## START
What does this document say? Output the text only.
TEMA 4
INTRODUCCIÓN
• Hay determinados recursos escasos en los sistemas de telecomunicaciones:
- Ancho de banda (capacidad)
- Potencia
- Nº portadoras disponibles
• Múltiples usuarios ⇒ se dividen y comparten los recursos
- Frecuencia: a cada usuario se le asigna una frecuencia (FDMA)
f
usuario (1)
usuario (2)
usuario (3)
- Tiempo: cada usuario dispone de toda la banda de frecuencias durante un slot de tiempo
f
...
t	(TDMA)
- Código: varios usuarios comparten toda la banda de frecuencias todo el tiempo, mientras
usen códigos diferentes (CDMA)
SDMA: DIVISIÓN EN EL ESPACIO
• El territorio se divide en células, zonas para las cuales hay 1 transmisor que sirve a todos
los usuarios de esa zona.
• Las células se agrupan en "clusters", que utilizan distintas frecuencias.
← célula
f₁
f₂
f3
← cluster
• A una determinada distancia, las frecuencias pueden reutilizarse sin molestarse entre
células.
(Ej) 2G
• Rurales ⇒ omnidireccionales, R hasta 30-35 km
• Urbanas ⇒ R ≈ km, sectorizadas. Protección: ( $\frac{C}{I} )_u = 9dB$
## END
WHAT TO WORK ON -> Check each line of the entries above, and show every one holding the word "usuarios".

SOLUTION FOR THIS TASK ->
• Múltiples usuarios ⇒ se dividen y comparten los recursos
- Código: varios usuarios comparten toda la banda de frecuencias todo el tiempo, mientras
los usuarios de esa zona.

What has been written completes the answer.